[Begin Task inputs]
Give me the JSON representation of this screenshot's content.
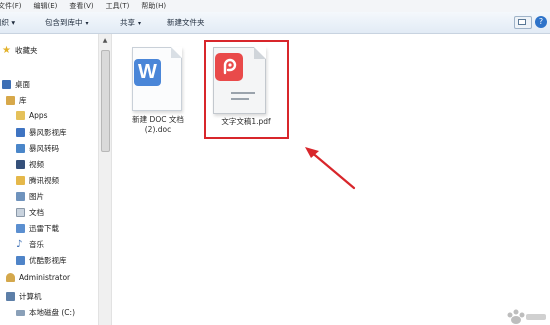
{
  "menu": {
    "file": "文件(F)",
    "edit": "编辑(E)",
    "view": "查看(V)",
    "tools": "工具(T)",
    "help": "帮助(H)"
  },
  "toolbar": {
    "organize": "组织 ▾",
    "include_in_library": "包含到库中",
    "share": "共享",
    "new_folder": "新建文件夹",
    "dropdown_glyph": "▾",
    "help_glyph": "?"
  },
  "sidebar": {
    "favorites": "收藏夹",
    "desktop": "桌面",
    "library": "库",
    "apps": "Apps",
    "baofeng_video_library": "暴风影视库",
    "baofeng_transcode": "暴风转码",
    "videos": "视频",
    "tencent_video": "腾讯视频",
    "pictures": "图片",
    "documents": "文档",
    "xunlei_download": "迅雷下载",
    "music": "音乐",
    "youku_video_library": "优酷影视库",
    "administrator": "Administrator",
    "computer": "计算机",
    "local_disk_c": "本地磁盘 (C:)"
  },
  "files": [
    {
      "label_line1": "新建 DOC 文档",
      "label_line2": "(2).doc",
      "icon": "wps-writer-icon",
      "glyph": "W"
    },
    {
      "label_line1": "文字文稿1.pdf",
      "icon": "wps-pdf-icon"
    }
  ],
  "colors": {
    "doc_accent": "#4a86d8",
    "pdf_accent": "#e94a4a",
    "highlight": "#d8262b"
  }
}
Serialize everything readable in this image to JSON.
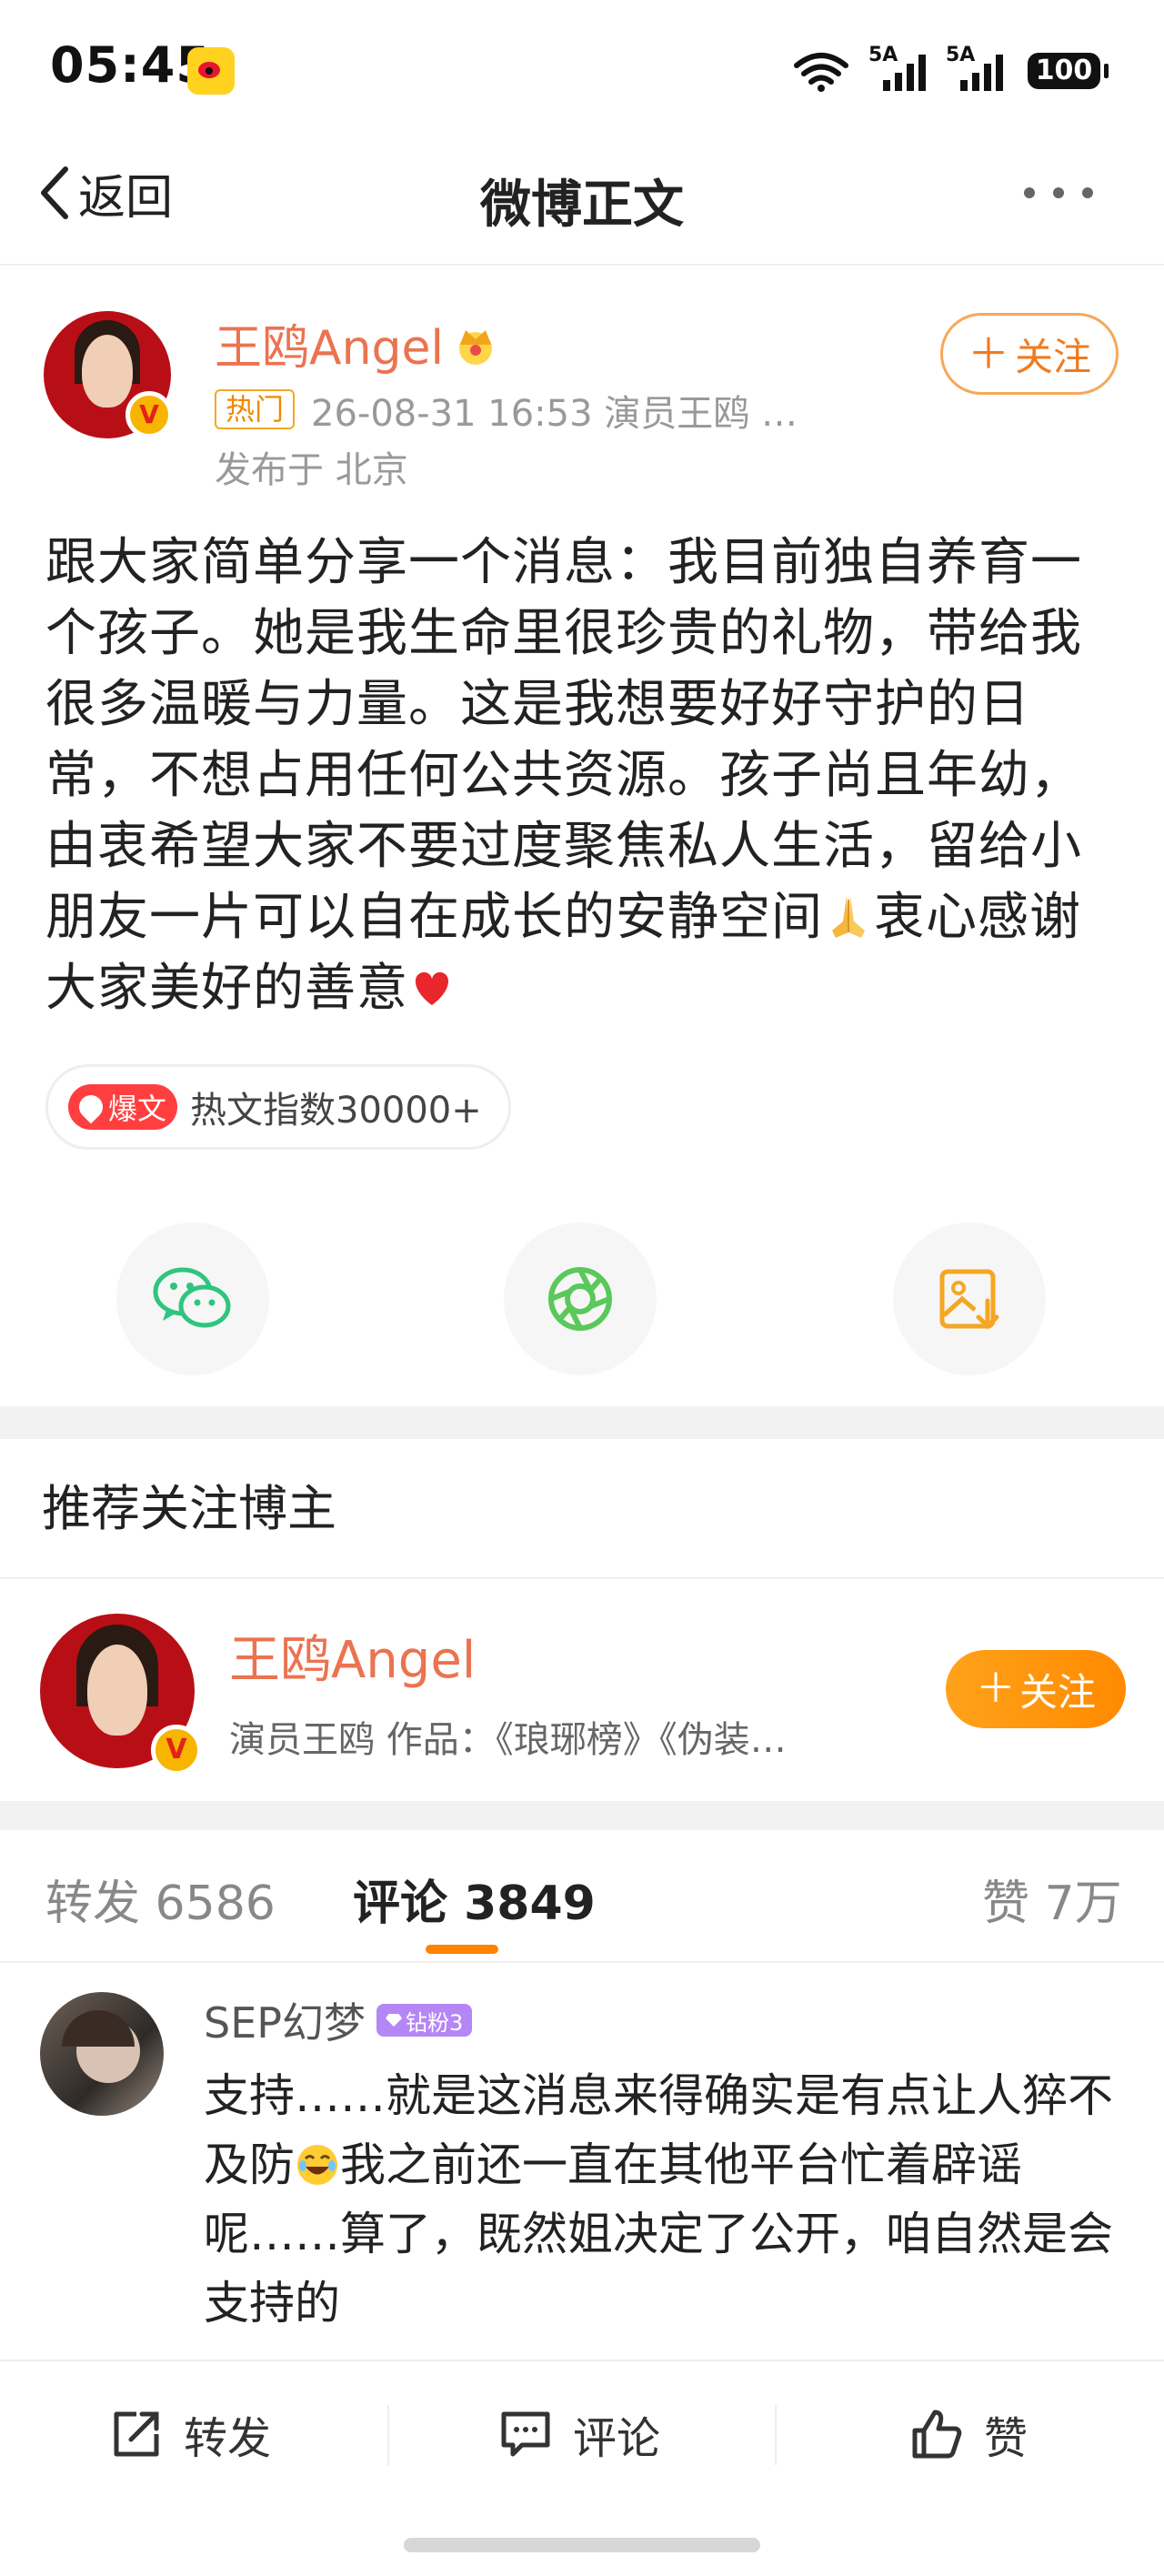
{
  "status_bar": {
    "time": "05:45",
    "network1": "5A",
    "network2": "5A",
    "wifi_label": "6",
    "battery": "100"
  },
  "nav": {
    "back_label": "返回",
    "title": "微博正文"
  },
  "post": {
    "author": "王鸥Angel",
    "hot_tag": "热门",
    "meta": "26-08-31 16:53  演员王鸥 …",
    "location": "发布于 北京",
    "follow_label": "关注",
    "text_part1": "跟大家简单分享一个消息：我目前独自养育一个孩子。她是我生命里很珍贵的礼物，带给我很多温暖与力量。这是我想要好好守护的日常，不想占用任何公共资源。孩子尚且年幼，由衷希望大家不要过度聚焦私人生活，留给小朋友一片可以自在成长的安静空间",
    "text_part2": "衷心感谢大家美好的善意",
    "hot_badge": "爆文",
    "hot_index": "热文指数30000+"
  },
  "share": {
    "icons": [
      "wechat-icon",
      "moments-icon",
      "save-image-icon"
    ]
  },
  "recommend": {
    "title": "推荐关注博主",
    "name": "王鸥Angel",
    "desc": "演员王鸥 作品：《琅琊榜》《伪装…",
    "follow_label": "关注"
  },
  "tabs": {
    "repost": "转发 6586",
    "comment": "评论 3849",
    "like": "赞 7万"
  },
  "comment": {
    "user": "SEP幻梦",
    "badge": "钻粉3",
    "text_part1": "支持……就是这消息来得确实是有点让人猝不及防",
    "text_part2": "我之前还一直在其他平台忙着辟谣呢……算了，既然姐决定了公开，咱自然是会支持的"
  },
  "bottom_bar": {
    "repost": "转发",
    "comment": "评论",
    "like": "赞"
  },
  "colors": {
    "accent_orange": "#ff8200",
    "name_orange": "#eb7350",
    "hot_red": "#ff3f3f"
  }
}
[End Task inputs]
Required work:
Copy the records above exactly, omitting every picture.

Task answer:
Give me the JSON representation of this screenshot's content.
{
  "menu": {
    "file": "文件(F)",
    "edit": "编辑(E)",
    "view": "查看(V)",
    "tools": "工具(T)",
    "help": "帮助(H)"
  },
  "toolbar": {
    "organize": "组织 ▾",
    "include_in_library": "包含到库中",
    "share": "共享",
    "new_folder": "新建文件夹",
    "dropdown_glyph": "▾",
    "help_glyph": "?"
  },
  "sidebar": {
    "favorites": "收藏夹",
    "desktop": "桌面",
    "library": "库",
    "apps": "Apps",
    "baofeng_video_library": "暴风影视库",
    "baofeng_transcode": "暴风转码",
    "videos": "视频",
    "tencent_video": "腾讯视频",
    "pictures": "图片",
    "documents": "文档",
    "xunlei_download": "迅雷下载",
    "music": "音乐",
    "youku_video_library": "优酷影视库",
    "administrator": "Administrator",
    "computer": "计算机",
    "local_disk_c": "本地磁盘 (C:)"
  },
  "files": [
    {
      "label_line1": "新建 DOC 文档",
      "label_line2": "(2).doc",
      "icon": "wps-writer-icon",
      "glyph": "W"
    },
    {
      "label_line1": "文字文稿1.pdf",
      "icon": "wps-pdf-icon"
    }
  ],
  "colors": {
    "doc_accent": "#4a86d8",
    "pdf_accent": "#e94a4a",
    "highlight": "#d8262b"
  }
}
Serialize everything readable in this image to JSON.
{
  "status_bar": {
    "time": "05:45",
    "network1": "5A",
    "network2": "5A",
    "wifi_label": "6",
    "battery": "100"
  },
  "nav": {
    "back_label": "返回",
    "title": "微博正文"
  },
  "post": {
    "author": "王鸥Angel",
    "hot_tag": "热门",
    "meta": "26-08-31 16:53  演员王鸥 …",
    "location": "发布于 北京",
    "follow_label": "关注",
    "text_part1": "跟大家简单分享一个消息：我目前独自养育一个孩子。她是我生命里很珍贵的礼物，带给我很多温暖与力量。这是我想要好好守护的日常，不想占用任何公共资源。孩子尚且年幼，由衷希望大家不要过度聚焦私人生活，留给小朋友一片可以自在成长的安静空间",
    "text_part2": "衷心感谢大家美好的善意",
    "hot_badge": "爆文",
    "hot_index": "热文指数30000+"
  },
  "share": {
    "icons": [
      "wechat-icon",
      "moments-icon",
      "save-image-icon"
    ]
  },
  "recommend": {
    "title": "推荐关注博主",
    "name": "王鸥Angel",
    "desc": "演员王鸥 作品：《琅琊榜》《伪装…",
    "follow_label": "关注"
  },
  "tabs": {
    "repost": "转发 6586",
    "comment": "评论 3849",
    "like": "赞 7万"
  },
  "comment": {
    "user": "SEP幻梦",
    "badge": "钻粉3",
    "text_part1": "支持……就是这消息来得确实是有点让人猝不及防",
    "text_part2": "我之前还一直在其他平台忙着辟谣呢……算了，既然姐决定了公开，咱自然是会支持的"
  },
  "bottom_bar": {
    "repost": "转发",
    "comment": "评论",
    "like": "赞"
  },
  "colors": {
    "accent_orange": "#ff8200",
    "name_orange": "#eb7350",
    "hot_red": "#ff3f3f"
  }
}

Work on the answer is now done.